### Written instruction
Retype every line of the entries below without changing a single character.

### Record excerpts

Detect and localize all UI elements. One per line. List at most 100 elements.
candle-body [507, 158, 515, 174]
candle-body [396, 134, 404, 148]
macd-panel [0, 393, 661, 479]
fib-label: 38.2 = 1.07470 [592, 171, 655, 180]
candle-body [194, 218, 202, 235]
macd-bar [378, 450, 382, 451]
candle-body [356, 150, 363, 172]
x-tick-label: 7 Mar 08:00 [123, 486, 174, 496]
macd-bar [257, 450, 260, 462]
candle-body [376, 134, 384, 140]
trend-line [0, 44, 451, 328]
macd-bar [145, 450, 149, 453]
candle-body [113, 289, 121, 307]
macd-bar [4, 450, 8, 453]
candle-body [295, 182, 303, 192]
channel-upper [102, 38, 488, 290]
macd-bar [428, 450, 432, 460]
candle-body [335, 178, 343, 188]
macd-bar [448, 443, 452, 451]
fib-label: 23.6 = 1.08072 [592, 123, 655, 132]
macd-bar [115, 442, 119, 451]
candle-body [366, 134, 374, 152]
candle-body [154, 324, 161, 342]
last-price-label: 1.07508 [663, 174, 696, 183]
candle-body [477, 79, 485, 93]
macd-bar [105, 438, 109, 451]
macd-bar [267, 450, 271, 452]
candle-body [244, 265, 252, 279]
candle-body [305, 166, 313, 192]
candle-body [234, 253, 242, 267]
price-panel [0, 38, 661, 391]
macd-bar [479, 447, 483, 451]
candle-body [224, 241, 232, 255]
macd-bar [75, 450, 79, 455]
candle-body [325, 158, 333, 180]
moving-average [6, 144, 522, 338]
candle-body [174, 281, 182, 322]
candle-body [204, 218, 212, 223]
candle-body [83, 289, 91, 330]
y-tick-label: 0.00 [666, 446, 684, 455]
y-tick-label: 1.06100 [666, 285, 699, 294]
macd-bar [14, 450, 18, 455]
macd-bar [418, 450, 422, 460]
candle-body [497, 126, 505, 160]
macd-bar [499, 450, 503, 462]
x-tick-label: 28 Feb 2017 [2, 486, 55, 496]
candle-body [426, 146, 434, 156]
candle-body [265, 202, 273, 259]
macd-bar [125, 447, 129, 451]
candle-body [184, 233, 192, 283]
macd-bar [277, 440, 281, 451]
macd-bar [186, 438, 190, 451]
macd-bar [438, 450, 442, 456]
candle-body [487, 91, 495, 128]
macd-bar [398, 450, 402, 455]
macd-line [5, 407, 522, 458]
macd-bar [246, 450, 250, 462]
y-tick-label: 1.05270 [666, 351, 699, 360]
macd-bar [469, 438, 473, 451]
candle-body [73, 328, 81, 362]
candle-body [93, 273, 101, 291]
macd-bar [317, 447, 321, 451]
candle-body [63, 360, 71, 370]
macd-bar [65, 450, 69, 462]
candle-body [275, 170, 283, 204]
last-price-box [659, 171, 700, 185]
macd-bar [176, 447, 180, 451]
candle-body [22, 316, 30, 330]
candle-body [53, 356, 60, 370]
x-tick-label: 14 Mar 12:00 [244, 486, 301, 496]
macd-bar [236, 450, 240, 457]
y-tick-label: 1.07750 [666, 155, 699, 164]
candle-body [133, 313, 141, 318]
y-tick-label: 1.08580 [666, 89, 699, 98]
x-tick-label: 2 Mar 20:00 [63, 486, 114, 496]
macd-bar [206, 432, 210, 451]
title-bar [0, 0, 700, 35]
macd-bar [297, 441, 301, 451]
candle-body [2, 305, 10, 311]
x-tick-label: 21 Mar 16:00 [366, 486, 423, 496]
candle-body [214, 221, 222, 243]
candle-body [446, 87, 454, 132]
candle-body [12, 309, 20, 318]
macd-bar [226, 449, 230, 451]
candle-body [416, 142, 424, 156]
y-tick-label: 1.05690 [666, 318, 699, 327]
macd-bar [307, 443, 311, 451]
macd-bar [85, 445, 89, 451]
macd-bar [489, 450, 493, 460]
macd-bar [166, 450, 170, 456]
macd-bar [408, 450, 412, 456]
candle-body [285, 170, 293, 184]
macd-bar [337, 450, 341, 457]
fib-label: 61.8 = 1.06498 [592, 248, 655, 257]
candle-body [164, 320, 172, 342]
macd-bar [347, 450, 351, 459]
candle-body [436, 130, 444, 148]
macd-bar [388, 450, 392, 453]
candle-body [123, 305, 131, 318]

### Solved problem
Detect and localize all UI elements. One per line. List at most 100 elements.
candle-body [507, 158, 515, 174]
candle-body [396, 134, 404, 148]
macd-panel [0, 393, 661, 479]
fib-label: 38.2 = 1.07470 [592, 171, 655, 180]
candle-body [194, 218, 202, 235]
macd-bar [378, 450, 382, 451]
candle-body [356, 150, 363, 172]
x-tick-label: 7 Mar 08:00 [123, 486, 174, 496]
macd-bar [257, 450, 260, 462]
candle-body [376, 134, 384, 140]
trend-line [0, 44, 451, 328]
macd-bar [145, 450, 149, 453]
candle-body [113, 289, 121, 307]
macd-bar [4, 450, 8, 453]
candle-body [295, 182, 303, 192]
channel-upper [102, 38, 488, 290]
macd-bar [428, 450, 432, 460]
candle-body [335, 178, 343, 188]
macd-bar [448, 443, 452, 451]
fib-label: 23.6 = 1.08072 [592, 123, 655, 132]
macd-bar [115, 442, 119, 451]
candle-body [366, 134, 374, 152]
candle-body [154, 324, 161, 342]
last-price-label: 1.07508 [663, 174, 696, 183]
candle-body [477, 79, 485, 93]
macd-bar [105, 438, 109, 451]
macd-bar [267, 450, 271, 452]
candle-body [244, 265, 252, 279]
candle-body [305, 166, 313, 192]
candle-body [234, 253, 242, 267]
price-panel [0, 38, 661, 391]
macd-bar [479, 447, 483, 451]
candle-body [224, 241, 232, 255]
macd-bar [75, 450, 79, 455]
candle-body [325, 158, 333, 180]
moving-average [6, 144, 522, 338]
candle-body [174, 281, 182, 322]
candle-body [204, 218, 212, 223]
candle-body [83, 289, 91, 330]
y-tick-label: 0.00 [666, 446, 684, 455]
y-tick-label: 1.06100 [666, 285, 699, 294]
macd-bar [14, 450, 18, 455]
macd-bar [418, 450, 422, 460]
candle-body [497, 126, 505, 160]
macd-bar [499, 450, 503, 462]
x-tick-label: 28 Feb 2017 [2, 486, 55, 496]
candle-body [426, 146, 434, 156]
candle-body [265, 202, 273, 259]
macd-bar [125, 447, 129, 451]
candle-body [184, 233, 192, 283]
macd-bar [277, 440, 281, 451]
macd-bar [186, 438, 190, 451]
macd-bar [438, 450, 442, 456]
candle-body [487, 91, 495, 128]
macd-bar [398, 450, 402, 455]
macd-line [5, 407, 522, 458]
macd-bar [246, 450, 250, 462]
y-tick-label: 1.05270 [666, 351, 699, 360]
macd-bar [469, 438, 473, 451]
candle-body [73, 328, 81, 362]
candle-body [93, 273, 101, 291]
macd-bar [317, 447, 321, 451]
candle-body [63, 360, 71, 370]
macd-bar [65, 450, 69, 462]
candle-body [275, 170, 283, 204]
last-price-box [659, 171, 700, 185]
macd-bar [176, 447, 180, 451]
candle-body [22, 316, 30, 330]
candle-body [53, 356, 60, 370]
x-tick-label: 14 Mar 12:00 [244, 486, 301, 496]
macd-bar [236, 450, 240, 457]
y-tick-label: 1.07750 [666, 155, 699, 164]
candle-body [133, 313, 141, 318]
y-tick-label: 1.08580 [666, 89, 699, 98]
x-tick-label: 2 Mar 20:00 [63, 486, 114, 496]
macd-bar [206, 432, 210, 451]
title-bar [0, 0, 700, 35]
macd-bar [297, 441, 301, 451]
candle-body [2, 305, 10, 311]
x-tick-label: 21 Mar 16:00 [366, 486, 423, 496]
candle-body [214, 221, 222, 243]
candle-body [446, 87, 454, 132]
candle-body [12, 309, 20, 318]
macd-bar [226, 449, 230, 451]
candle-body [416, 142, 424, 156]
y-tick-label: 1.05690 [666, 318, 699, 327]
macd-bar [307, 443, 311, 451]
macd-bar [85, 445, 89, 451]
macd-bar [489, 450, 493, 460]
macd-bar [166, 450, 170, 456]
macd-bar [408, 450, 412, 456]
candle-body [285, 170, 293, 184]
macd-bar [337, 450, 341, 457]
fib-label: 61.8 = 1.06498 [592, 248, 655, 257]
candle-body [164, 320, 172, 342]
macd-bar [347, 450, 351, 459]
candle-body [436, 130, 444, 148]
macd-bar [388, 450, 392, 453]
candle-body [123, 305, 131, 318]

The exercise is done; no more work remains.